■ **Exercise**
Find all the lines with "Presentation" and gather them.

■ **Data provided**
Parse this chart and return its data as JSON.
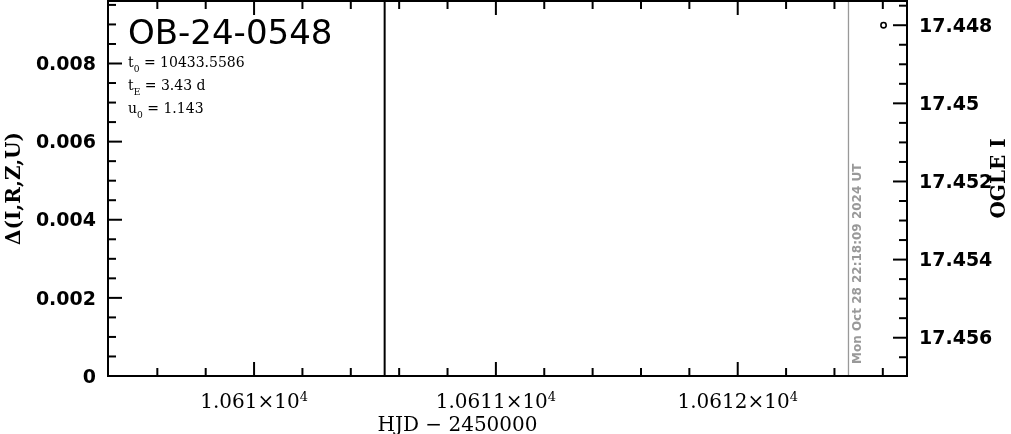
{
  "chart_data": {
    "type": "scatter",
    "title": "OB-24-0548",
    "xlabel": "HJD − 2450000",
    "ylabel": "Δ(I,R,Z,U)",
    "y2label": "OGLE I",
    "annotations": [
      "t$_{0}$ = 10433.5586",
      "t$_{E}$ = 3.43 d",
      "u$_{0}$ = 1.143",
      "Mon Oct 28 22:18:09 2024 UT"
    ],
    "xlim": [
      10609.396,
      10612.7
    ],
    "xticks": [
      {
        "value": 10609.6,
        "label": null
      },
      {
        "value": 10609.8,
        "label": null
      },
      {
        "value": 10610,
        "label": "1.061×10$^{4}$"
      },
      {
        "value": 10610.2,
        "label": null
      },
      {
        "value": 10610.4,
        "label": null
      },
      {
        "value": 10610.6,
        "label": null
      },
      {
        "value": 10610.8,
        "label": null
      },
      {
        "value": 10611,
        "label": "1.0611×10$^{4}$"
      },
      {
        "value": 10611.2,
        "label": null
      },
      {
        "value": 10611.4,
        "label": null
      },
      {
        "value": 10611.6,
        "label": null
      },
      {
        "value": 10611.8,
        "label": null
      },
      {
        "value": 10612,
        "label": "1.0612×10$^{4}$"
      },
      {
        "value": 10612.2,
        "label": null
      },
      {
        "value": 10612.4,
        "label": null
      },
      {
        "value": 10612.6,
        "label": null
      }
    ],
    "ylim": [
      0,
      0.0096
    ],
    "yticks": [
      0,
      {
        "value": 0.0005,
        "label": null
      },
      {
        "value": 0.001,
        "label": null
      },
      {
        "value": 0.0015,
        "label": null
      },
      0.002,
      {
        "value": 0.0025,
        "label": null
      },
      {
        "value": 0.003,
        "label": null
      },
      {
        "value": 0.0035,
        "label": null
      },
      0.004,
      {
        "value": 0.0045,
        "label": null
      },
      {
        "value": 0.005,
        "label": null
      },
      {
        "value": 0.0055,
        "label": null
      },
      0.006,
      {
        "value": 0.0065,
        "label": null
      },
      {
        "value": 0.007,
        "label": null
      },
      {
        "value": 0.0075,
        "label": null
      },
      0.008,
      {
        "value": 0.0085,
        "label": null
      },
      {
        "value": 0.009,
        "label": null
      },
      {
        "value": 0.0095,
        "label": null
      }
    ],
    "y2lim": [
      17.45698,
      17.44738
    ],
    "y2ticks": [
      {
        "value": 17.4475,
        "label": null
      },
      17.448,
      {
        "value": 17.4485,
        "label": null
      },
      {
        "value": 17.449,
        "label": null
      },
      {
        "value": 17.4495,
        "label": null
      },
      17.45,
      {
        "value": 17.4505,
        "label": null
      },
      {
        "value": 17.451,
        "label": null
      },
      {
        "value": 17.4515,
        "label": null
      },
      17.452,
      {
        "value": 17.4525,
        "label": null
      },
      {
        "value": 17.453,
        "label": null
      },
      {
        "value": 17.4535,
        "label": null
      },
      17.454,
      {
        "value": 17.4545,
        "label": null
      },
      {
        "value": 17.455,
        "label": null
      },
      {
        "value": 17.4555,
        "label": null
      },
      17.456,
      {
        "value": 17.4565,
        "label": null
      }
    ],
    "ref_lines": [
      {
        "axis": "x",
        "value": 10610.54,
        "label": null,
        "color": "#000000"
      },
      {
        "axis": "x",
        "value": 10612.458,
        "label": null,
        "color": "#999999"
      }
    ],
    "series": [
      {
        "axis": "y2",
        "color": "#000000",
        "marker": "circle",
        "x": [
          10612.603
        ],
        "values": [
          17.448
        ]
      }
    ],
    "grid": false
  }
}
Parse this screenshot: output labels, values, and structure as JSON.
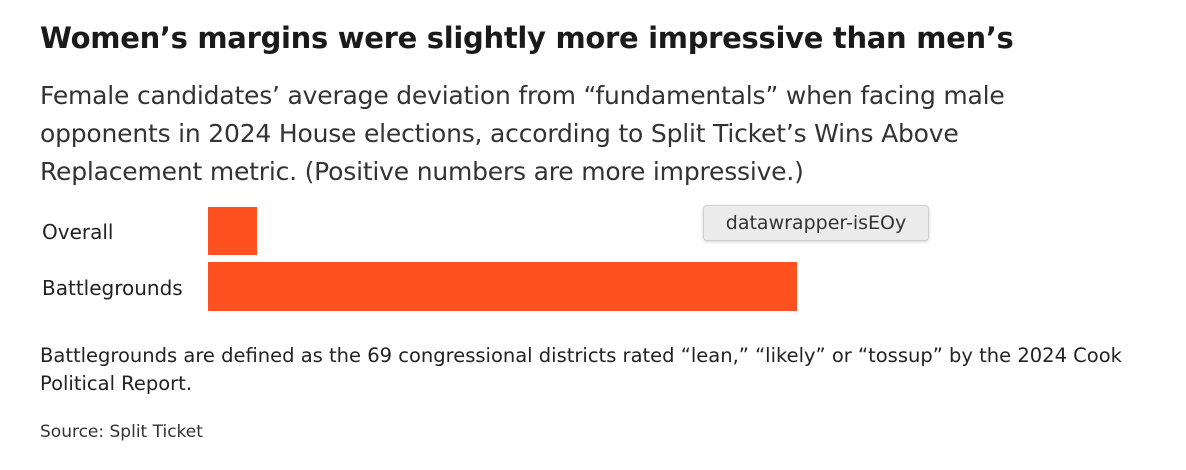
{
  "chart_data": {
    "type": "bar",
    "orientation": "horizontal",
    "title": "Women’s margins were slightly more impressive than men’s",
    "subtitle": "Female candidates’ average deviation from “fundamentals” when facing male opponents in 2024 House elections, according to Split Ticket’s Wins Above Replacement metric. (Positive numbers are more impressive.)",
    "categories": [
      "Overall",
      "Battlegrounds"
    ],
    "values": [
      0.1,
      1.2
    ],
    "xlim": [
      0,
      1.2
    ],
    "bar_color": "#ff5020",
    "grid": false,
    "legend": "none",
    "note": "Battlegrounds are defined as the 69 congressional districts rated “lean,” “likely” or “tossup” by the 2024 Cook Political Report.",
    "source": "Source: Split Ticket"
  },
  "tooltip": {
    "label": "datawrapper-isEOy"
  }
}
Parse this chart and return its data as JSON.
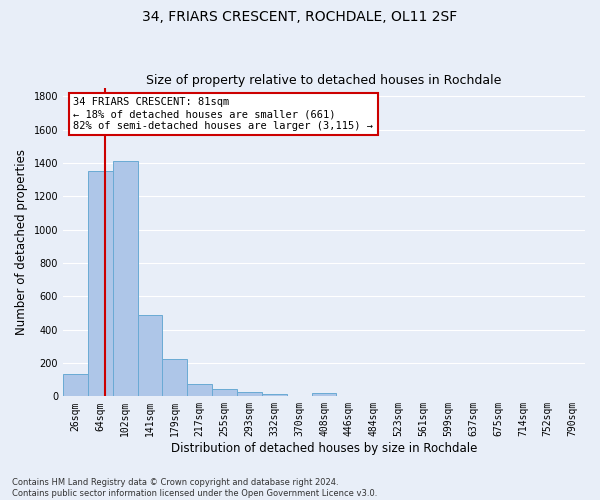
{
  "title_line1": "34, FRIARS CRESCENT, ROCHDALE, OL11 2SF",
  "title_line2": "Size of property relative to detached houses in Rochdale",
  "xlabel": "Distribution of detached houses by size in Rochdale",
  "ylabel": "Number of detached properties",
  "footnote": "Contains HM Land Registry data © Crown copyright and database right 2024.\nContains public sector information licensed under the Open Government Licence v3.0.",
  "bin_labels": [
    "26sqm",
    "64sqm",
    "102sqm",
    "141sqm",
    "179sqm",
    "217sqm",
    "255sqm",
    "293sqm",
    "332sqm",
    "370sqm",
    "408sqm",
    "446sqm",
    "484sqm",
    "523sqm",
    "561sqm",
    "599sqm",
    "637sqm",
    "675sqm",
    "714sqm",
    "752sqm",
    "790sqm"
  ],
  "bar_values": [
    135,
    1355,
    1410,
    490,
    225,
    75,
    45,
    28,
    15,
    0,
    20,
    0,
    0,
    0,
    0,
    0,
    0,
    0,
    0,
    0,
    0
  ],
  "bar_color": "#aec6e8",
  "bar_edgecolor": "#6aaad4",
  "property_line_x": 1.18,
  "annotation_text": "34 FRIARS CRESCENT: 81sqm\n← 18% of detached houses are smaller (661)\n82% of semi-detached houses are larger (3,115) →",
  "annotation_box_facecolor": "#ffffff",
  "annotation_box_edgecolor": "#cc0000",
  "vline_color": "#cc0000",
  "ylim": [
    0,
    1850
  ],
  "yticks": [
    0,
    200,
    400,
    600,
    800,
    1000,
    1200,
    1400,
    1600,
    1800
  ],
  "background_color": "#e8eef8",
  "grid_color": "#ffffff",
  "title_fontsize": 10,
  "subtitle_fontsize": 9,
  "axis_label_fontsize": 8.5,
  "tick_fontsize": 7,
  "annotation_fontsize": 7.5,
  "footnote_fontsize": 6
}
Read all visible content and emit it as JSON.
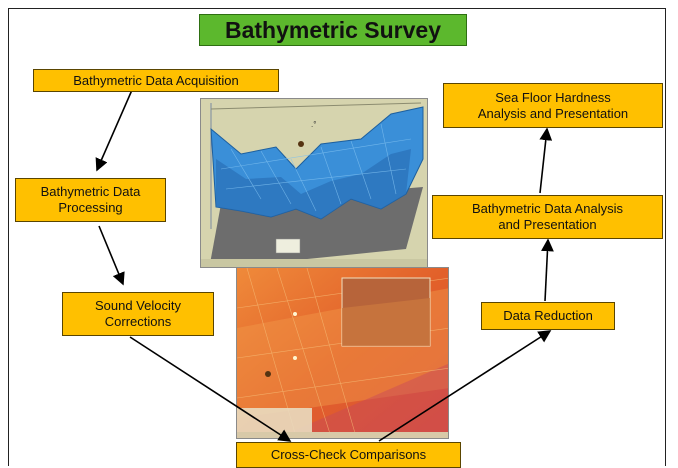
{
  "title": "Bathymetric Survey",
  "nodes": {
    "acquisition": "Bathymetric Data Acquisition",
    "processing": [
      "Bathymetric Data",
      "Processing"
    ],
    "sound_velocity": [
      "Sound Velocity",
      "Corrections"
    ],
    "cross_check": "Cross-Check Comparisons",
    "data_reduction": "Data Reduction",
    "analysis": [
      "Bathymetric Data Analysis",
      "and Presentation"
    ],
    "hardness": [
      "Sea Floor Hardness",
      "Analysis and Presentation"
    ]
  },
  "colors": {
    "box_fill": "#ffc000",
    "title_fill": "#5cb82d",
    "surface_blue": "#3a8fd8",
    "map_orange": "#e8772e"
  },
  "images": {
    "top": "3d-bathymetry-surface-screenshot",
    "bottom": "sound-velocity-map-screenshot"
  }
}
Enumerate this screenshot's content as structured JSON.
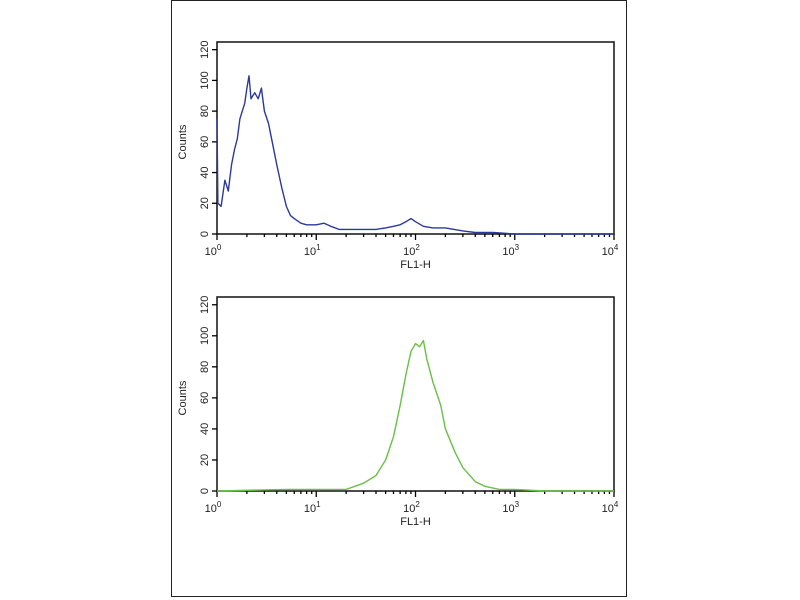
{
  "chart_data": [
    {
      "type": "line",
      "xlabel": "FL1-H",
      "ylabel": "Counts",
      "xscale": "log",
      "xlim": [
        1,
        10000
      ],
      "ylim": [
        0,
        125
      ],
      "xticks": [
        "10^0",
        "10^1",
        "10^2",
        "10^3",
        "10^4"
      ],
      "yticks": [
        0,
        20,
        40,
        60,
        80,
        100,
        120
      ],
      "grid": false,
      "color": "#2b3a9a",
      "x": [
        1.0,
        1.02,
        1.1,
        1.2,
        1.3,
        1.4,
        1.5,
        1.6,
        1.7,
        1.8,
        1.9,
        2.0,
        2.1,
        2.2,
        2.4,
        2.6,
        2.8,
        3.0,
        3.3,
        3.6,
        4.0,
        4.5,
        5.0,
        5.5,
        6,
        7,
        8,
        10,
        12,
        14,
        17,
        20,
        30,
        40,
        50,
        60,
        70,
        80,
        90,
        100,
        120,
        150,
        200,
        300,
        400,
        600,
        1000,
        10000
      ],
      "y": [
        75,
        20,
        18,
        35,
        28,
        45,
        55,
        62,
        75,
        80,
        85,
        95,
        103,
        88,
        92,
        88,
        95,
        80,
        72,
        60,
        45,
        30,
        18,
        12,
        10,
        7,
        6,
        6,
        7,
        5,
        3,
        3,
        3,
        3,
        4,
        5,
        6,
        8,
        10,
        8,
        5,
        4,
        4,
        2,
        1,
        1,
        0,
        0
      ]
    },
    {
      "type": "line",
      "xlabel": "FL1-H",
      "ylabel": "Counts",
      "xscale": "log",
      "xlim": [
        1,
        10000
      ],
      "ylim": [
        0,
        125
      ],
      "xticks": [
        "10^0",
        "10^1",
        "10^2",
        "10^3",
        "10^4"
      ],
      "yticks": [
        0,
        20,
        40,
        60,
        80,
        100,
        120
      ],
      "grid": false,
      "color": "#6abf45",
      "x": [
        1,
        5,
        10,
        20,
        30,
        40,
        50,
        60,
        70,
        80,
        90,
        100,
        110,
        120,
        130,
        150,
        180,
        200,
        250,
        300,
        400,
        500,
        700,
        1000,
        2000,
        10000
      ],
      "y": [
        0,
        1,
        1,
        1,
        5,
        10,
        20,
        35,
        55,
        75,
        90,
        95,
        93,
        97,
        85,
        70,
        55,
        40,
        25,
        15,
        6,
        3,
        1,
        1,
        0,
        0
      ]
    }
  ]
}
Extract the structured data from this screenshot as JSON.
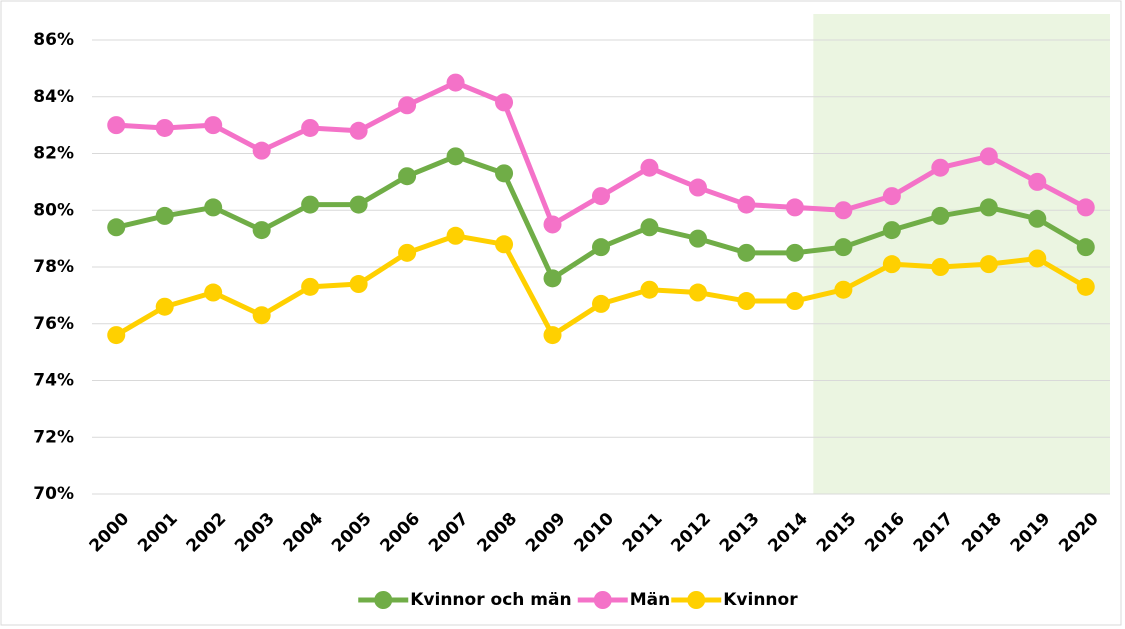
{
  "chart_data": {
    "type": "line",
    "categories": [
      "2000",
      "2001",
      "2002",
      "2003",
      "2004",
      "2005",
      "2006",
      "2007",
      "2008",
      "2009",
      "2010",
      "2011",
      "2012",
      "2013",
      "2014",
      "2015",
      "2016",
      "2017",
      "2018",
      "2019",
      "2020"
    ],
    "series": [
      {
        "name": "Kvinnor och män",
        "color": "#70ad47",
        "values": [
          79.4,
          79.8,
          80.1,
          79.3,
          80.2,
          80.2,
          81.2,
          81.9,
          81.3,
          77.6,
          78.7,
          79.4,
          79.0,
          78.5,
          78.5,
          78.7,
          79.3,
          79.8,
          80.1,
          79.7,
          78.7
        ]
      },
      {
        "name": "Män",
        "color": "#f472c8",
        "values": [
          83.0,
          82.9,
          83.0,
          82.1,
          82.9,
          82.8,
          83.7,
          84.5,
          83.8,
          79.5,
          80.5,
          81.5,
          80.8,
          80.2,
          80.1,
          80.0,
          80.5,
          81.5,
          81.9,
          81.0,
          80.1
        ]
      },
      {
        "name": "Kvinnor",
        "color": "#ffd000",
        "values": [
          75.6,
          76.6,
          77.1,
          76.3,
          77.3,
          77.4,
          78.5,
          79.1,
          78.8,
          75.6,
          76.7,
          77.2,
          77.1,
          76.8,
          76.8,
          77.2,
          78.1,
          78.0,
          78.1,
          78.3,
          77.3
        ]
      }
    ],
    "ylim": [
      70,
      86
    ],
    "yticks": [
      {
        "value": 70,
        "label": "70%"
      },
      {
        "value": 72,
        "label": "72%"
      },
      {
        "value": 74,
        "label": "74%"
      },
      {
        "value": 76,
        "label": "76%"
      },
      {
        "value": 78,
        "label": "78%"
      },
      {
        "value": 80,
        "label": "80%"
      },
      {
        "value": 82,
        "label": "82%"
      },
      {
        "value": 84,
        "label": "84%"
      },
      {
        "value": 86,
        "label": "86%"
      }
    ],
    "grid": true,
    "legend": "bottom"
  }
}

■ **Correct result**
      "and Presentation"
      "Analysis and Presentation"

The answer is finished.